>> START
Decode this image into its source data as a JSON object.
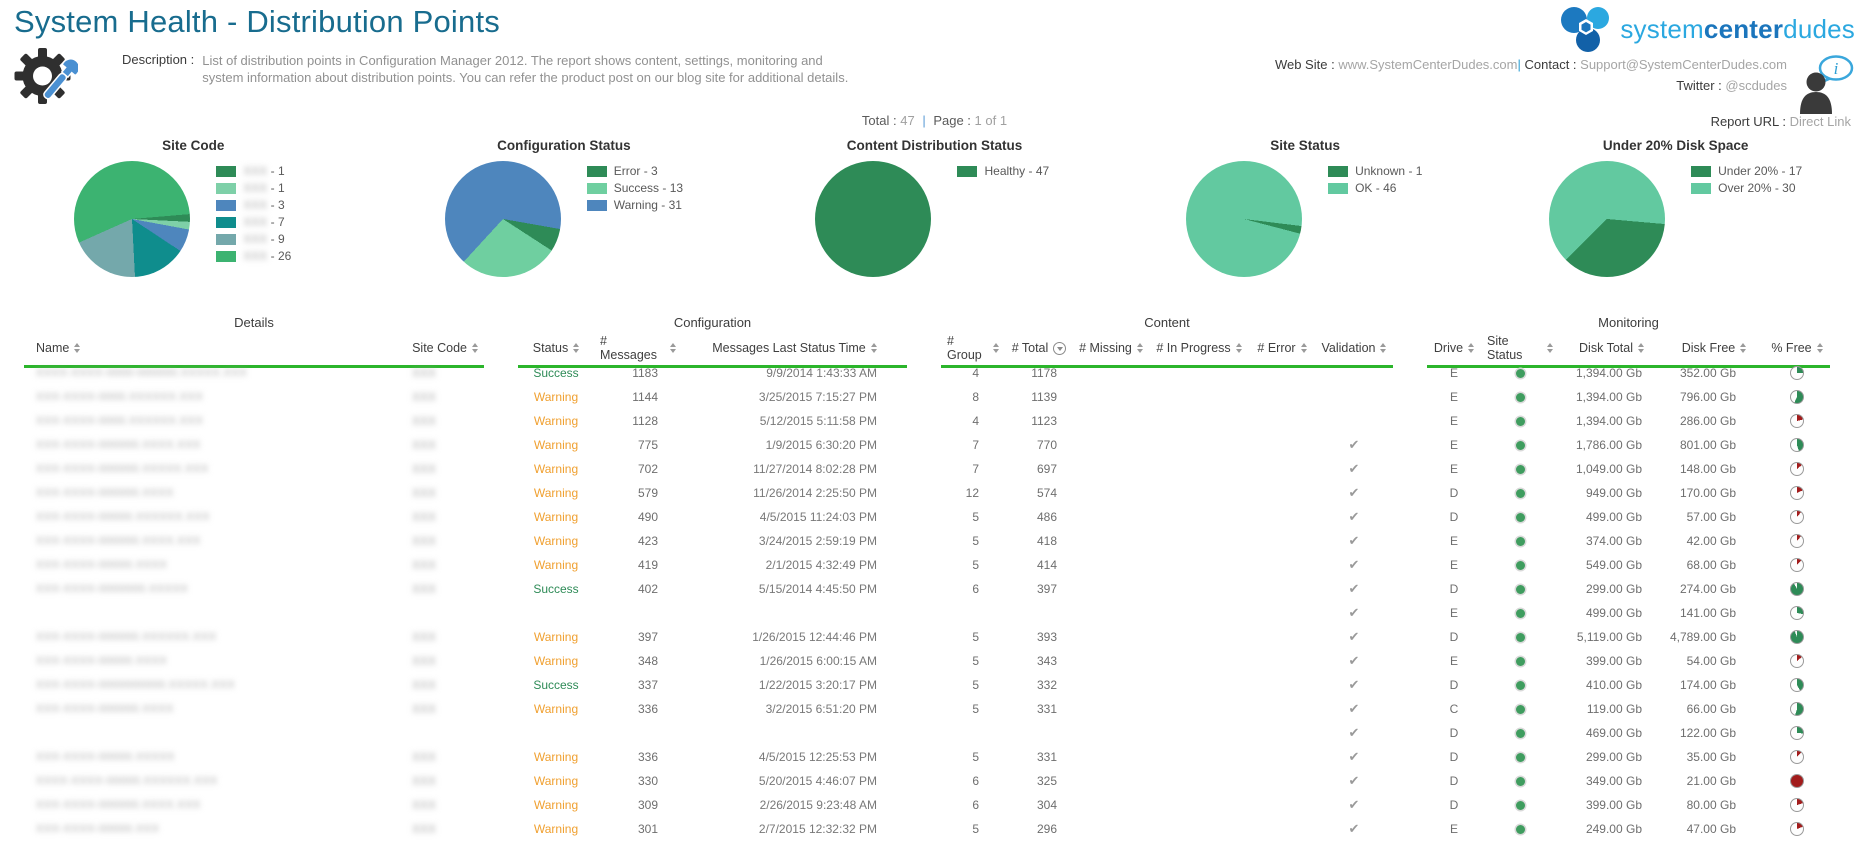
{
  "header": {
    "title": "System Health - Distribution Points",
    "logo_part1": "system",
    "logo_part2": "center",
    "logo_part3": "dudes",
    "description_label": "Description :",
    "description_text": "List of distribution points in Configuration Manager 2012. The report shows content, settings, monitoring and system information about distribution points. You can refer the product post on our blog site for additional details.",
    "website_label": "Web Site :",
    "website_value": "www.SystemCenterDudes.com",
    "separator": "|",
    "contact_label": "Contact :",
    "contact_value": "Support@SystemCenterDudes.com",
    "twitter_label": "Twitter :",
    "twitter_value": "@scdudes",
    "report_url_label": "Report URL :",
    "report_url_value": "Direct Link",
    "total_label": "Total :",
    "total_value": "47",
    "page_label": "Page :",
    "page_value": "1 of 1"
  },
  "colors": {
    "accent_green": "#2bb52b",
    "pie_green": "#2e8b57",
    "pie_red": "#a21c1c",
    "success_text": "#2e8b57",
    "warning_text": "#f0a030"
  },
  "chart_data": [
    {
      "type": "pie",
      "title": "Site Code",
      "start_angle": 246,
      "slices": [
        {
          "label": "site-6",
          "value": 26,
          "color": "#3cb371"
        },
        {
          "label": "site-1",
          "value": 1,
          "color": "#2e8b57"
        },
        {
          "label": "site-2",
          "value": 1,
          "color": "#7ed0a8"
        },
        {
          "label": "site-3",
          "value": 3,
          "color": "#4e86bd"
        },
        {
          "label": "site-4",
          "value": 7,
          "color": "#0f8d8d"
        },
        {
          "label": "site-5",
          "value": 9,
          "color": "#74a8ab"
        }
      ],
      "legend": [
        {
          "label": "XXX",
          "count": "1",
          "color": "#2e8b57",
          "redacted": true
        },
        {
          "label": "XXX",
          "count": "1",
          "color": "#7ed0a8",
          "redacted": true
        },
        {
          "label": "XXX",
          "count": "3",
          "color": "#4e86bd",
          "redacted": true
        },
        {
          "label": "XXX",
          "count": "7",
          "color": "#0f8d8d",
          "redacted": true
        },
        {
          "label": "XXX",
          "count": "9",
          "color": "#74a8ab",
          "redacted": true
        },
        {
          "label": "XXX",
          "count": "26",
          "color": "#3cb371",
          "redacted": true
        }
      ]
    },
    {
      "type": "pie",
      "title": "Configuration Status",
      "start_angle": 100,
      "slices": [
        {
          "label": "Error",
          "value": 3,
          "color": "#2e8b57"
        },
        {
          "label": "Success",
          "value": 13,
          "color": "#6fcfa0"
        },
        {
          "label": "Warning",
          "value": 31,
          "color": "#4e86bd"
        }
      ],
      "legend": [
        {
          "label": "Error",
          "count": "3",
          "color": "#2e8b57"
        },
        {
          "label": "Success",
          "count": "13",
          "color": "#6fcfa0"
        },
        {
          "label": "Warning",
          "count": "31",
          "color": "#4e86bd"
        }
      ]
    },
    {
      "type": "pie",
      "title": "Content Distribution Status",
      "start_angle": 0,
      "slices": [
        {
          "label": "Healthy",
          "value": 47,
          "color": "#2e8b57"
        }
      ],
      "legend": [
        {
          "label": "Healthy",
          "count": "47",
          "color": "#2e8b57"
        }
      ]
    },
    {
      "type": "pie",
      "title": "Site Status",
      "start_angle": 97,
      "slices": [
        {
          "label": "Unknown",
          "value": 1,
          "color": "#2e8b57"
        },
        {
          "label": "OK",
          "value": 46,
          "color": "#62c9a0"
        }
      ],
      "legend": [
        {
          "label": "Unknown",
          "count": "1",
          "color": "#2e8b57"
        },
        {
          "label": "OK",
          "count": "46",
          "color": "#62c9a0"
        }
      ]
    },
    {
      "type": "pie",
      "title": "Under 20% Disk Space",
      "start_angle": 95,
      "slices": [
        {
          "label": "Under 20%",
          "value": 17,
          "color": "#2e8b57"
        },
        {
          "label": "Over 20%",
          "value": 30,
          "color": "#62c9a0"
        }
      ],
      "legend": [
        {
          "label": "Under 20%",
          "count": "17",
          "color": "#2e8b57"
        },
        {
          "label": "Over 20%",
          "count": "30",
          "color": "#62c9a0"
        }
      ]
    }
  ],
  "table": {
    "sections": [
      {
        "label": "Details"
      },
      {
        "label": "Configuration"
      },
      {
        "label": "Content"
      },
      {
        "label": "Monitoring"
      }
    ],
    "columns": [
      {
        "label": "Name"
      },
      {
        "label": "Site Code"
      },
      {
        "label": "Status"
      },
      {
        "label": "# Messages"
      },
      {
        "label": "Messages Last Status Time"
      },
      {
        "label": "# Group"
      },
      {
        "label": "# Total"
      },
      {
        "label": "# Missing"
      },
      {
        "label": "# In Progress"
      },
      {
        "label": "# Error"
      },
      {
        "label": "Validation"
      },
      {
        "label": "Drive"
      },
      {
        "label": "Site Status"
      },
      {
        "label": "Disk Total"
      },
      {
        "label": "Disk Free"
      },
      {
        "label": "% Free"
      }
    ],
    "rows": [
      {
        "name": "XXXX-XXXX-0000-000000.XXXXX.XXX",
        "site": "XXX",
        "status": "Success",
        "messages": "1183",
        "time": "9/9/2014 1:43:33 AM",
        "group": "4",
        "total": "1178",
        "missing": "",
        "inprog": "",
        "error": "",
        "validation": false,
        "drive": "E",
        "dot": true,
        "disktotal": "1,394.00 Gb",
        "diskfree": "352.00 Gb",
        "pct": 25,
        "pcolor": "green"
      },
      {
        "name": "XXX-XXXX-0000.XXXXXX.XXX",
        "site": "XXX",
        "status": "Warning",
        "messages": "1144",
        "time": "3/25/2015 7:15:27 PM",
        "group": "8",
        "total": "1139",
        "missing": "",
        "inprog": "",
        "error": "",
        "validation": false,
        "drive": "E",
        "dot": true,
        "disktotal": "1,394.00 Gb",
        "diskfree": "796.00 Gb",
        "pct": 57,
        "pcolor": "green"
      },
      {
        "name": "XXX-XXXX-0000.XXXXXX.XXX",
        "site": "XXX",
        "status": "Warning",
        "messages": "1128",
        "time": "5/12/2015 5:11:58 PM",
        "group": "4",
        "total": "1123",
        "missing": "",
        "inprog": "",
        "error": "",
        "validation": false,
        "drive": "E",
        "dot": true,
        "disktotal": "1,394.00 Gb",
        "diskfree": "286.00 Gb",
        "pct": 21,
        "pcolor": "red"
      },
      {
        "name": "XXX-XXXX-000000.XXXX.XXX",
        "site": "XXX",
        "status": "Warning",
        "messages": "775",
        "time": "1/9/2015 6:30:20 PM",
        "group": "7",
        "total": "770",
        "missing": "",
        "inprog": "",
        "error": "",
        "validation": true,
        "drive": "E",
        "dot": true,
        "disktotal": "1,786.00 Gb",
        "diskfree": "801.00 Gb",
        "pct": 45,
        "pcolor": "green"
      },
      {
        "name": "XXX-XXXX-000000.XXXXX.XXX",
        "site": "XXX",
        "status": "Warning",
        "messages": "702",
        "time": "11/27/2014 8:02:28 PM",
        "group": "7",
        "total": "697",
        "missing": "",
        "inprog": "",
        "error": "",
        "validation": true,
        "drive": "E",
        "dot": true,
        "disktotal": "1,049.00 Gb",
        "diskfree": "148.00 Gb",
        "pct": 14,
        "pcolor": "red"
      },
      {
        "name": "XXX-XXXX-000000.XXXX",
        "site": "XXX",
        "status": "Warning",
        "messages": "579",
        "time": "11/26/2014 2:25:50 PM",
        "group": "12",
        "total": "574",
        "missing": "",
        "inprog": "",
        "error": "",
        "validation": true,
        "drive": "D",
        "dot": true,
        "disktotal": "949.00 Gb",
        "diskfree": "170.00 Gb",
        "pct": 18,
        "pcolor": "red"
      },
      {
        "name": "XXX-XXXX-00000.XXXXXX.XXX",
        "site": "XXX",
        "status": "Warning",
        "messages": "490",
        "time": "4/5/2015 11:24:03 PM",
        "group": "5",
        "total": "486",
        "missing": "",
        "inprog": "",
        "error": "",
        "validation": true,
        "drive": "D",
        "dot": true,
        "disktotal": "499.00 Gb",
        "diskfree": "57.00 Gb",
        "pct": 11,
        "pcolor": "red"
      },
      {
        "name": "XXX-XXXX-000000.XXXX.XXX",
        "site": "XXX",
        "status": "Warning",
        "messages": "423",
        "time": "3/24/2015 2:59:19 PM",
        "group": "5",
        "total": "418",
        "missing": "",
        "inprog": "",
        "error": "",
        "validation": true,
        "drive": "E",
        "dot": true,
        "disktotal": "374.00 Gb",
        "diskfree": "42.00 Gb",
        "pct": 11,
        "pcolor": "red"
      },
      {
        "name": "XXX-XXXX-00000.XXXX",
        "site": "XXX",
        "status": "Warning",
        "messages": "419",
        "time": "2/1/2015 4:32:49 PM",
        "group": "5",
        "total": "414",
        "missing": "",
        "inprog": "",
        "error": "",
        "validation": true,
        "drive": "E",
        "dot": true,
        "disktotal": "549.00 Gb",
        "diskfree": "68.00 Gb",
        "pct": 12,
        "pcolor": "red"
      },
      {
        "name": "XXX-XXXX-0000000.XXXXX",
        "site": "XXX",
        "status": "Success",
        "messages": "402",
        "time": "5/15/2014 4:45:50 PM",
        "group": "6",
        "total": "397",
        "missing": "",
        "inprog": "",
        "error": "",
        "validation": true,
        "drive": "D",
        "dot": true,
        "disktotal": "299.00 Gb",
        "diskfree": "274.00 Gb",
        "pct": 92,
        "pcolor": "green"
      },
      {
        "name": "",
        "site": "",
        "status": "",
        "messages": "",
        "time": "",
        "group": "",
        "total": "",
        "missing": "",
        "inprog": "",
        "error": "",
        "validation": true,
        "drive": "E",
        "dot": true,
        "disktotal": "499.00 Gb",
        "diskfree": "141.00 Gb",
        "pct": 28,
        "pcolor": "green"
      },
      {
        "name": "XXX-XXXX-000000.XXXXXX.XXX",
        "site": "XXX",
        "status": "Warning",
        "messages": "397",
        "time": "1/26/2015 12:44:46 PM",
        "group": "5",
        "total": "393",
        "missing": "",
        "inprog": "",
        "error": "",
        "validation": true,
        "drive": "D",
        "dot": true,
        "disktotal": "5,119.00 Gb",
        "diskfree": "4,789.00 Gb",
        "pct": 94,
        "pcolor": "green"
      },
      {
        "name": "XXX-XXXX-00000.XXXX",
        "site": "XXX",
        "status": "Warning",
        "messages": "348",
        "time": "1/26/2015 6:00:15 AM",
        "group": "5",
        "total": "343",
        "missing": "",
        "inprog": "",
        "error": "",
        "validation": true,
        "drive": "E",
        "dot": true,
        "disktotal": "399.00 Gb",
        "diskfree": "54.00 Gb",
        "pct": 14,
        "pcolor": "red"
      },
      {
        "name": "XXX-XXXX-0000000000.XXXXX.XXX",
        "site": "XXX",
        "status": "Success",
        "messages": "337",
        "time": "1/22/2015 3:20:17 PM",
        "group": "5",
        "total": "332",
        "missing": "",
        "inprog": "",
        "error": "",
        "validation": true,
        "drive": "D",
        "dot": true,
        "disktotal": "410.00 Gb",
        "diskfree": "174.00 Gb",
        "pct": 42,
        "pcolor": "green"
      },
      {
        "name": "XXX-XXXX-000000.XXXX",
        "site": "XXX",
        "status": "Warning",
        "messages": "336",
        "time": "3/2/2015 6:51:20 PM",
        "group": "5",
        "total": "331",
        "missing": "",
        "inprog": "",
        "error": "",
        "validation": true,
        "drive": "C",
        "dot": true,
        "disktotal": "119.00 Gb",
        "diskfree": "66.00 Gb",
        "pct": 55,
        "pcolor": "green"
      },
      {
        "name": "",
        "site": "",
        "status": "",
        "messages": "",
        "time": "",
        "group": "",
        "total": "",
        "missing": "",
        "inprog": "",
        "error": "",
        "validation": true,
        "drive": "D",
        "dot": true,
        "disktotal": "469.00 Gb",
        "diskfree": "122.00 Gb",
        "pct": 26,
        "pcolor": "green"
      },
      {
        "name": "XXX-XXXX-00000.XXXXX",
        "site": "XXX",
        "status": "Warning",
        "messages": "336",
        "time": "4/5/2015 12:25:53 PM",
        "group": "5",
        "total": "331",
        "missing": "",
        "inprog": "",
        "error": "",
        "validation": true,
        "drive": "D",
        "dot": true,
        "disktotal": "299.00 Gb",
        "diskfree": "35.00 Gb",
        "pct": 12,
        "pcolor": "red"
      },
      {
        "name": "XXXX-XXXX-00000.XXXXXX.XXX",
        "site": "XXX",
        "status": "Warning",
        "messages": "330",
        "time": "5/20/2015 4:46:07 PM",
        "group": "6",
        "total": "325",
        "missing": "",
        "inprog": "",
        "error": "",
        "validation": true,
        "drive": "D",
        "dot": true,
        "disktotal": "349.00 Gb",
        "diskfree": "21.00 Gb",
        "pct": 100,
        "pcolor": "red"
      },
      {
        "name": "XXX-XXXX-000000.XXXX.XXX",
        "site": "XXX",
        "status": "Warning",
        "messages": "309",
        "time": "2/26/2015 9:23:48 AM",
        "group": "6",
        "total": "304",
        "missing": "",
        "inprog": "",
        "error": "",
        "validation": true,
        "drive": "D",
        "dot": true,
        "disktotal": "399.00 Gb",
        "diskfree": "80.00 Gb",
        "pct": 20,
        "pcolor": "red"
      },
      {
        "name": "XXX-XXXX-00000.XXX",
        "site": "XXX",
        "status": "Warning",
        "messages": "301",
        "time": "2/7/2015 12:32:32 PM",
        "group": "5",
        "total": "296",
        "missing": "",
        "inprog": "",
        "error": "",
        "validation": true,
        "drive": "E",
        "dot": true,
        "disktotal": "249.00 Gb",
        "diskfree": "47.00 Gb",
        "pct": 19,
        "pcolor": "red"
      }
    ]
  }
}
>> END
> [Problem statement] Go through the entries above and pull out each line with "Configuration" in it.

> [Full response]
    "description_text": "List of distribution points in Configuration Manager 2012. The report shows content, settings, monitoring and system information about distribution points. You can refer the product post on our blog site for additional details.",
      "title": "Configuration Status",
        "label": "Configuration"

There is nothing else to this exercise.